___ Data entries ___

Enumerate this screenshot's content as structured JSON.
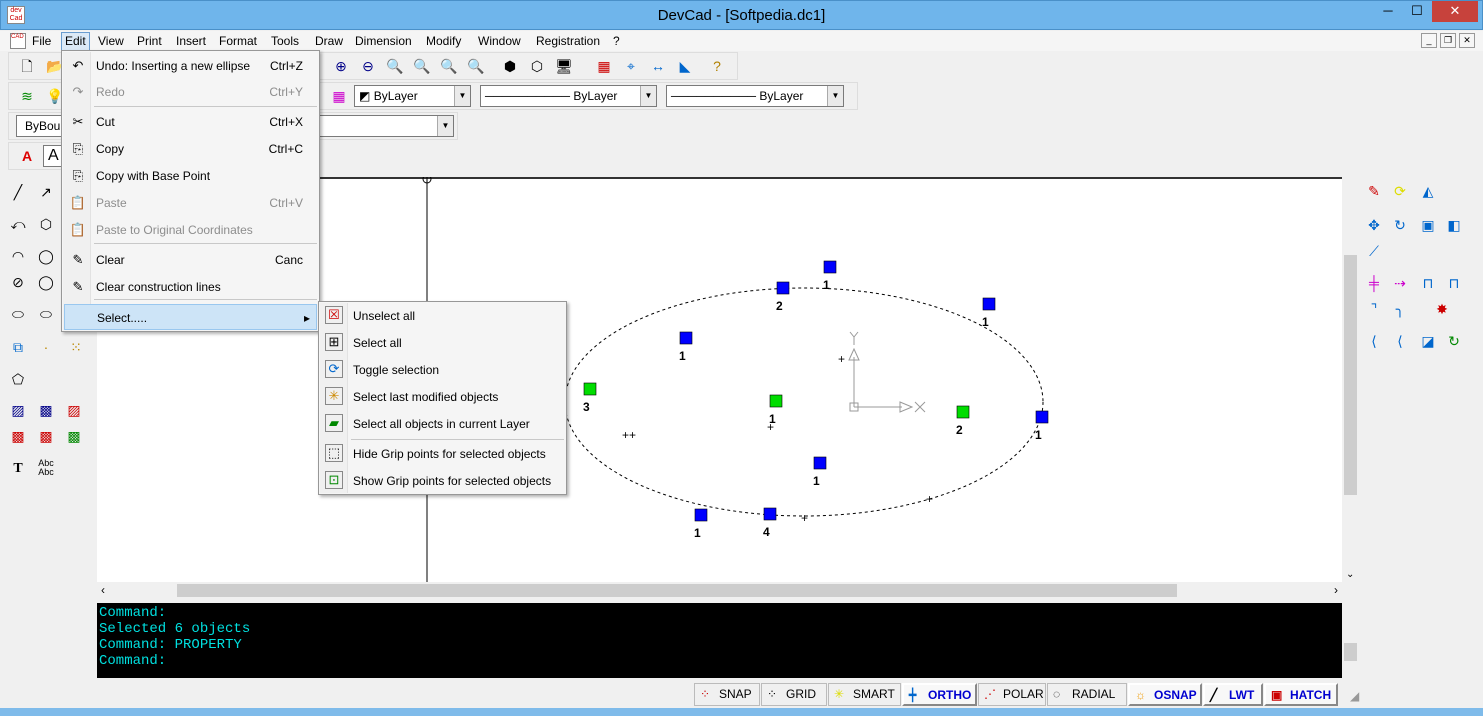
{
  "window": {
    "title": "DevCad - [Softpedia.dc1]",
    "minimize": "─",
    "maximize": "☐",
    "close": "✕"
  },
  "menubar": [
    "File",
    "Edit",
    "View",
    "Print",
    "Insert",
    "Format",
    "Tools",
    "Draw",
    "Dimension",
    "Modify",
    "Window",
    "Registration",
    "?"
  ],
  "toolbar": {
    "color_combo": "ByLayer",
    "linetype_combo": "ByLayer",
    "lineweight_combo": "ByLayer",
    "hatch_combo": "ByBou",
    "text_combo": "A"
  },
  "edit_menu": [
    {
      "label": "Undo: Inserting a new ellipse",
      "shortcut": "Ctrl+Z",
      "icon": "undo-icon",
      "disabled": false
    },
    {
      "label": "Redo",
      "shortcut": "Ctrl+Y",
      "icon": "redo-icon",
      "disabled": true
    },
    {
      "label": "Cut",
      "shortcut": "Ctrl+X",
      "icon": "scissors-icon",
      "disabled": false
    },
    {
      "label": "Copy",
      "shortcut": "Ctrl+C",
      "icon": "copy-icon",
      "disabled": false
    },
    {
      "label": "Copy with Base Point",
      "shortcut": "",
      "icon": "copy-base-icon",
      "disabled": false
    },
    {
      "label": "Paste",
      "shortcut": "Ctrl+V",
      "icon": "paste-icon",
      "disabled": true
    },
    {
      "label": "Paste to Original Coordinates",
      "shortcut": "",
      "icon": "paste-orig-icon",
      "disabled": true
    },
    {
      "label": "Clear",
      "shortcut": "Canc",
      "icon": "eraser-icon",
      "disabled": false
    },
    {
      "label": "Clear construction lines",
      "shortcut": "",
      "icon": "clear-lines-icon",
      "disabled": false
    },
    {
      "label": "Select.....",
      "shortcut": "",
      "icon": "",
      "disabled": false
    }
  ],
  "select_submenu": [
    "Unselect all",
    "Select all",
    "Toggle selection",
    "Select last modified objects",
    "Select all objects in current Layer",
    "Hide Grip points for selected objects",
    "Show Grip points for selected objects"
  ],
  "grip_labels": [
    "1",
    "2",
    "1",
    "1",
    "3",
    "1",
    "2",
    "1",
    "1",
    "1",
    "4"
  ],
  "console": [
    "Command:",
    "Selected 6 objects",
    "Command: PROPERTY",
    "Command:"
  ],
  "status": [
    "SNAP",
    "GRID",
    "SMART",
    "ORTHO",
    "POLAR",
    "RADIAL",
    "OSNAP",
    "LWT",
    "HATCH"
  ],
  "colors": {
    "grip_blue": "#0000ff",
    "grip_green": "#00dd00",
    "console_text": "#00e0e0",
    "status_on": "#0000d0"
  }
}
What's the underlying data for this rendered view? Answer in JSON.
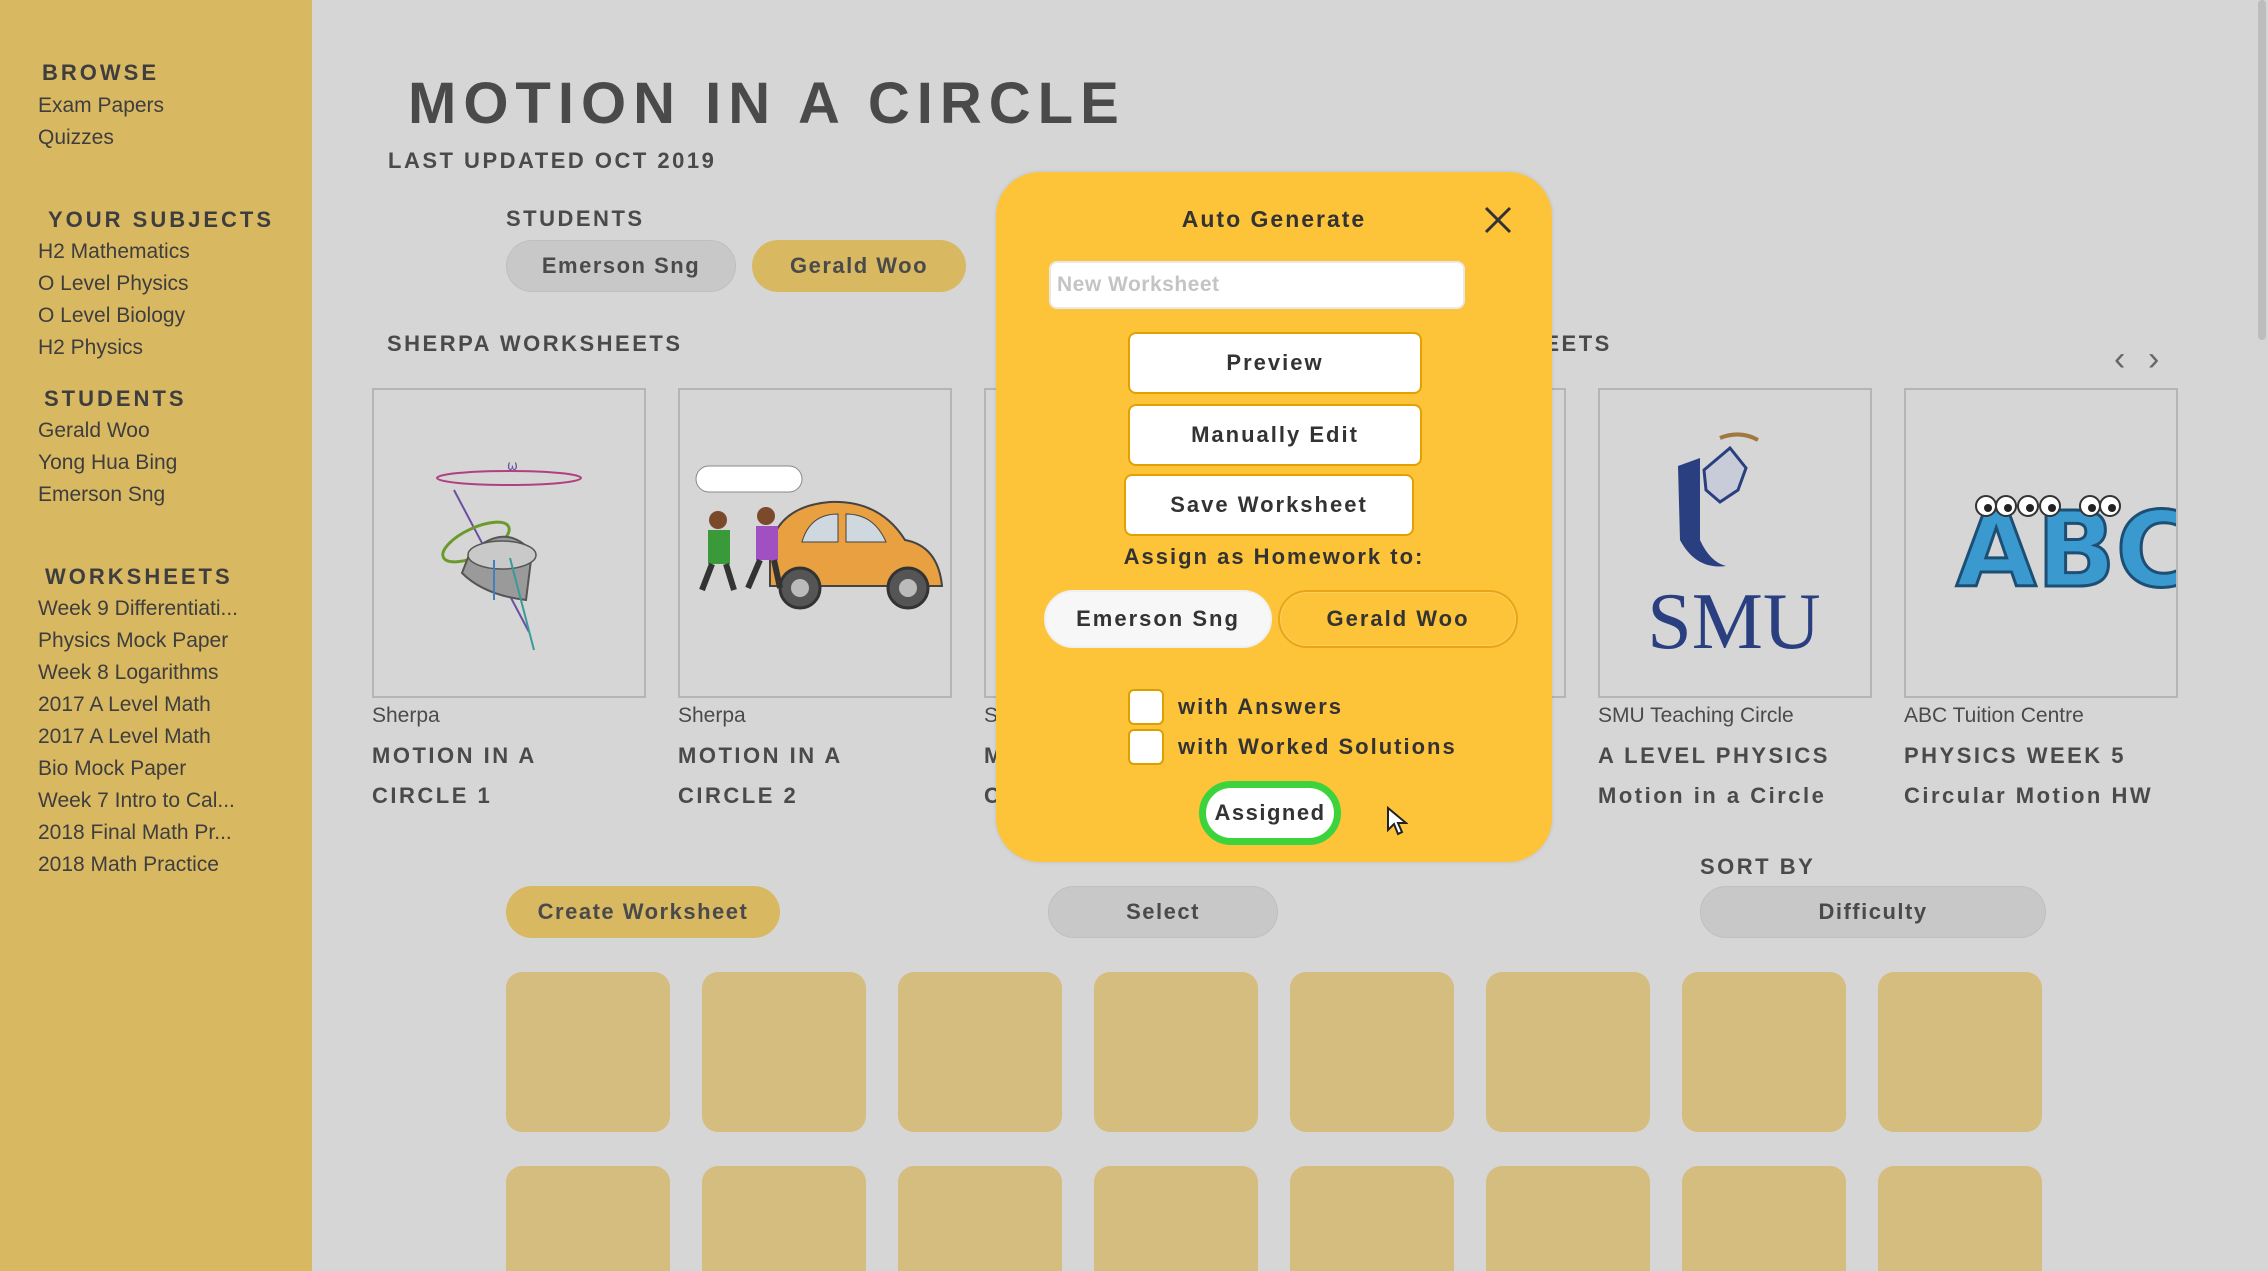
{
  "sidebar": {
    "browse": {
      "heading": "BROWSE",
      "items": [
        "Exam Papers",
        "Quizzes"
      ]
    },
    "subjects": {
      "heading": "YOUR SUBJECTS",
      "items": [
        "H2 Mathematics",
        "O Level Physics",
        "O Level Biology",
        "H2 Physics"
      ]
    },
    "students": {
      "heading": "STUDENTS",
      "items": [
        "Gerald Woo",
        "Yong Hua Bing",
        "Emerson Sng"
      ]
    },
    "worksheets": {
      "heading": "WORKSHEETS",
      "items": [
        "Week 9 Differentiati...",
        "Physics Mock Paper",
        "Week 8 Logarithms",
        "2017 A Level Math",
        "2017 A Level Math",
        "Bio Mock Paper",
        "Week 7 Intro to Cal...",
        "2018 Final Math Pr...",
        "2018 Math Practice"
      ]
    }
  },
  "main": {
    "title": "MOTION IN A CIRCLE",
    "updated": "LAST UPDATED OCT 2019",
    "students_label": "STUDENTS",
    "students": [
      "Emerson Sng",
      "Gerald Woo"
    ],
    "sherpa_label": "SHERPA WORKSHEETS",
    "other_label_partial": "HEETS",
    "cards": [
      {
        "source": "Sherpa",
        "title1": "MOTION IN A",
        "title2": "CIRCLE 1"
      },
      {
        "source": "Sherpa",
        "title1": "MOTION IN A",
        "title2": "CIRCLE 2"
      },
      {
        "source": "S",
        "title1": "M",
        "title2": "C"
      },
      {
        "source": "SMU Teaching Circle",
        "title1": "A LEVEL PHYSICS",
        "title2": "Motion in a Circle"
      },
      {
        "source": "ABC Tuition Centre",
        "title1": "PHYSICS WEEK 5",
        "title2": "Circular Motion HW"
      }
    ],
    "smu_logo_text": "SMU",
    "abc_logo_text": "ABC",
    "create_button": "Create Worksheet",
    "select_button": "Select",
    "sort_label": "SORT BY",
    "sort_value": "Difficulty"
  },
  "modal": {
    "title": "Auto Generate",
    "input_placeholder": "New Worksheet",
    "preview": "Preview",
    "manual_edit": "Manually Edit",
    "save": "Save Worksheet",
    "assign_label": "Assign as Homework to:",
    "students": [
      "Emerson Sng",
      "Gerald Woo"
    ],
    "with_answers": "with Answers",
    "with_solutions": "with Worked Solutions",
    "assigned": "Assigned"
  },
  "colors": {
    "sidebar": "#d9b862",
    "modal": "#fdc43a",
    "assigned_ring": "#3dd33d",
    "tile": "#d4bd7f"
  }
}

___

**Work to complete**:
Return all lines with the word "icon" in them.

**Complete output**:
      "icon": "undo-icon",
      "icon": "redo-icon",
      "icon": "scissors-icon",
      "icon": "copy-icon",
      "icon": "copy-base-icon",
      "icon": "paste-icon",
      "icon": "paste-orig-icon",
      "icon": "eraser-icon",
      "icon": "clear-lines-icon",
      "icon": "",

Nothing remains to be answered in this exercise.